* [TASK OBJECTIVE] Find every line of the listing below where "ylabel" appears, and copy it.

* [SUPPLIED RECORDS]
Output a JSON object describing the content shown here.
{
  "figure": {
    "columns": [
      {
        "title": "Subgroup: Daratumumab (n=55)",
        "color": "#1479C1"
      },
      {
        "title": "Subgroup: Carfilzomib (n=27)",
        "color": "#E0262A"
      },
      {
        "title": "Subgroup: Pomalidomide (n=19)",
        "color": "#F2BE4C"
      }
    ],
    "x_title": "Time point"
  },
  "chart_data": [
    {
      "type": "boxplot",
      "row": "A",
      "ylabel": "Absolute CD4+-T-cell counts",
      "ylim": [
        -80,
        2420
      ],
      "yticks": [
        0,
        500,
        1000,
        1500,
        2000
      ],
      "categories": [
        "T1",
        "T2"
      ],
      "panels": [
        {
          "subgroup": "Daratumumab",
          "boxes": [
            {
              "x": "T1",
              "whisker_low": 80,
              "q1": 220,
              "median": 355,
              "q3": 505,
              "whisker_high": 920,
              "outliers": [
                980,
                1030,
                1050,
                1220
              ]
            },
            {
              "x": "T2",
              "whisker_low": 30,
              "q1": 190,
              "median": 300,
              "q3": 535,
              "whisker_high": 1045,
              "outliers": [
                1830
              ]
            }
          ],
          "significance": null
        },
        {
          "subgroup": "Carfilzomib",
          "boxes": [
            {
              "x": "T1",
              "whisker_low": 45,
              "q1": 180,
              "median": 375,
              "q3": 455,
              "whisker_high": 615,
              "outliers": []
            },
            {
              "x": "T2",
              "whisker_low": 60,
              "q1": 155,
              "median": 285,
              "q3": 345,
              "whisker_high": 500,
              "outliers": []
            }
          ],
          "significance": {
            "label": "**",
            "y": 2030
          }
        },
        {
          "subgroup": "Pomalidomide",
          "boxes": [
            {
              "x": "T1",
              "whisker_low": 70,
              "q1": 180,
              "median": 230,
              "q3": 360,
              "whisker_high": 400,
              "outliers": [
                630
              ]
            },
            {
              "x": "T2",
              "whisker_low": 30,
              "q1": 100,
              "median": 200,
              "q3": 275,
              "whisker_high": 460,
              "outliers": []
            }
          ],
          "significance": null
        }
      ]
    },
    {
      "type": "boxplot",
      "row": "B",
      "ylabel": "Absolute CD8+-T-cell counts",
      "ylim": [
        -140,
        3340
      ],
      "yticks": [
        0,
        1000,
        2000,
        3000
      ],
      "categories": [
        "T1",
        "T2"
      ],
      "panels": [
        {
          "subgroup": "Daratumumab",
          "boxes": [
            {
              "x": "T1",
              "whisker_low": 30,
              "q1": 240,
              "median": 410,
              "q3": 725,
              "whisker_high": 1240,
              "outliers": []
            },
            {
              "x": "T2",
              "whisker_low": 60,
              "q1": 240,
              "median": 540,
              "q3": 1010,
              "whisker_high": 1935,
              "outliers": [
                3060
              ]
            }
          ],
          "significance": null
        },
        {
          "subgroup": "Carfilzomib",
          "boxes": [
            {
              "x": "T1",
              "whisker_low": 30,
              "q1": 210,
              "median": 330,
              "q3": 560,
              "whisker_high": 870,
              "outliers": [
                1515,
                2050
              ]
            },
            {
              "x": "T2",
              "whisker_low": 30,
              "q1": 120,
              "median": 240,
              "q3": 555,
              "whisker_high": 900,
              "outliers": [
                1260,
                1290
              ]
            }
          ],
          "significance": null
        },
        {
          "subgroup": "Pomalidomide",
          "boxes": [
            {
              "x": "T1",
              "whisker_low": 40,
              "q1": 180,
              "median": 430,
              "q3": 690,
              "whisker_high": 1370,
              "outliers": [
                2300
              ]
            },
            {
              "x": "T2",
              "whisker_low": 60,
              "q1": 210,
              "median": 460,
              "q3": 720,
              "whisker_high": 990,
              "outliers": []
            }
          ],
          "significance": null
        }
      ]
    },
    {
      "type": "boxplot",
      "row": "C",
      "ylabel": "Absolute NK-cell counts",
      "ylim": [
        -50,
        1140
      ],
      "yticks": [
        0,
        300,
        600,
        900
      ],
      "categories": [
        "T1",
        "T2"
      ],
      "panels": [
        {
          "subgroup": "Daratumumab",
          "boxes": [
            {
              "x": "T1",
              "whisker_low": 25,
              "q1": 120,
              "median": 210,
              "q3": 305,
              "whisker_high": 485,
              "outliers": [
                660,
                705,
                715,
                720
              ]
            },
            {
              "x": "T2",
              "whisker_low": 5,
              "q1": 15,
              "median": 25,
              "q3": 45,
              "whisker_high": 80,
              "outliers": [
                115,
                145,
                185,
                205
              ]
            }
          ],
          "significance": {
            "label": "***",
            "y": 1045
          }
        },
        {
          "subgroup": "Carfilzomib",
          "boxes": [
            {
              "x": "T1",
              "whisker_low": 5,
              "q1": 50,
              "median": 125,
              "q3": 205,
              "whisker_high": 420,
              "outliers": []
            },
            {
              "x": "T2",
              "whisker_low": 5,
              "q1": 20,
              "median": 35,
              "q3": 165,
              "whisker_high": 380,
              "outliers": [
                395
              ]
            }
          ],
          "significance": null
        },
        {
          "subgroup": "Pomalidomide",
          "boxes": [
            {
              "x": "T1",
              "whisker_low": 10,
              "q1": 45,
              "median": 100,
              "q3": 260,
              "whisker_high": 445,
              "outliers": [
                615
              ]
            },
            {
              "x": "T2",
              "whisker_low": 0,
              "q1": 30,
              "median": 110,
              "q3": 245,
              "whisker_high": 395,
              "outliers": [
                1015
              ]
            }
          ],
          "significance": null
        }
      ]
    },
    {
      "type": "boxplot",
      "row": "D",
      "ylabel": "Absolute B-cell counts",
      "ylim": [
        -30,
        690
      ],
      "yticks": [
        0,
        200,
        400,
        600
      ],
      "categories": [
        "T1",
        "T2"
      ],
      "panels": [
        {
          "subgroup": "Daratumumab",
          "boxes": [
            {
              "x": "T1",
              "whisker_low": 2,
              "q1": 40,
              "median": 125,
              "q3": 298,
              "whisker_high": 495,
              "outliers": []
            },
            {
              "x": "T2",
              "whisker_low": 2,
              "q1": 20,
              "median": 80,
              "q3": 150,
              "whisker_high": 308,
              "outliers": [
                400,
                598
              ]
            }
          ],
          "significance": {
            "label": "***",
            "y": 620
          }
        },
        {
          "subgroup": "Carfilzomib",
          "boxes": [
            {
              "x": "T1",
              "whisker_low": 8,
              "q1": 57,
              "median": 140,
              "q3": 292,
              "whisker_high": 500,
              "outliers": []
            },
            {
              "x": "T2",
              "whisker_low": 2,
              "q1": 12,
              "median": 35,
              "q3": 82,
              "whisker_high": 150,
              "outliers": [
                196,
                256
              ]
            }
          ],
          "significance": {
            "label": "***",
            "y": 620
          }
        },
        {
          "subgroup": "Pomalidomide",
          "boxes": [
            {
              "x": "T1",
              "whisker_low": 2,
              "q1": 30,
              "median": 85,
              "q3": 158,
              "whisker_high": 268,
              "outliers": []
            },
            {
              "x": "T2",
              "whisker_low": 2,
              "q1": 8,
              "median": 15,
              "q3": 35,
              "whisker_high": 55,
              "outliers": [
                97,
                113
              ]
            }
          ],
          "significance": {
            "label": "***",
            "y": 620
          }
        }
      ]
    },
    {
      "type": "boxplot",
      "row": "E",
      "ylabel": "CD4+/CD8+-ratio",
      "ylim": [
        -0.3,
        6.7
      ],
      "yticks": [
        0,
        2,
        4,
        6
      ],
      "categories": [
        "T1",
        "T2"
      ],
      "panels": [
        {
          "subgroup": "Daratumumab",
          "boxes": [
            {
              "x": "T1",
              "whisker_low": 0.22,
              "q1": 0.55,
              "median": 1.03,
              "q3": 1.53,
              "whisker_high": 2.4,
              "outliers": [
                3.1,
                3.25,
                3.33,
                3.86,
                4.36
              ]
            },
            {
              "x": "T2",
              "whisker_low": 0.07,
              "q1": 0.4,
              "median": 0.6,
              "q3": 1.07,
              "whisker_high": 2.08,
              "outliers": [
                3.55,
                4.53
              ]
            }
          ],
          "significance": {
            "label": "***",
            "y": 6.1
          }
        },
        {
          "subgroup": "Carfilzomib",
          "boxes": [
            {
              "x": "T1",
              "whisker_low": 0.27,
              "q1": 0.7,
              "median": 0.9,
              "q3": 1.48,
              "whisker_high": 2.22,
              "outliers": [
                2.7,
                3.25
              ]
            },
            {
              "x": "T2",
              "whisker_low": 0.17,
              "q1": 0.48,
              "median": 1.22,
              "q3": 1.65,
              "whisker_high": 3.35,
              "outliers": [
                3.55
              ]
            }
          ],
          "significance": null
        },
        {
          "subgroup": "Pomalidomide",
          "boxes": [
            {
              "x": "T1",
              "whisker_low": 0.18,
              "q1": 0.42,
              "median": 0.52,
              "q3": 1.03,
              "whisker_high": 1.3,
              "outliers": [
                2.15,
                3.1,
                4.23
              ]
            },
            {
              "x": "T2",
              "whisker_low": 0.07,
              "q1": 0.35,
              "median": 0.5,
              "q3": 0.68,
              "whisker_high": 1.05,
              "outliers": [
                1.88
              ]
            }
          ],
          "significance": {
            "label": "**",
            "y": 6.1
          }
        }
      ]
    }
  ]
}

* [PROBLEM SOLUTION]
      "ylabel": "Absolute CD4+-T-cell counts",
      "ylabel": "Absolute CD8+-T-cell counts",
      "ylabel": "Absolute NK-cell counts",
      "ylabel": "Absolute B-cell counts",
      "ylabel": "CD4+/CD8+-ratio",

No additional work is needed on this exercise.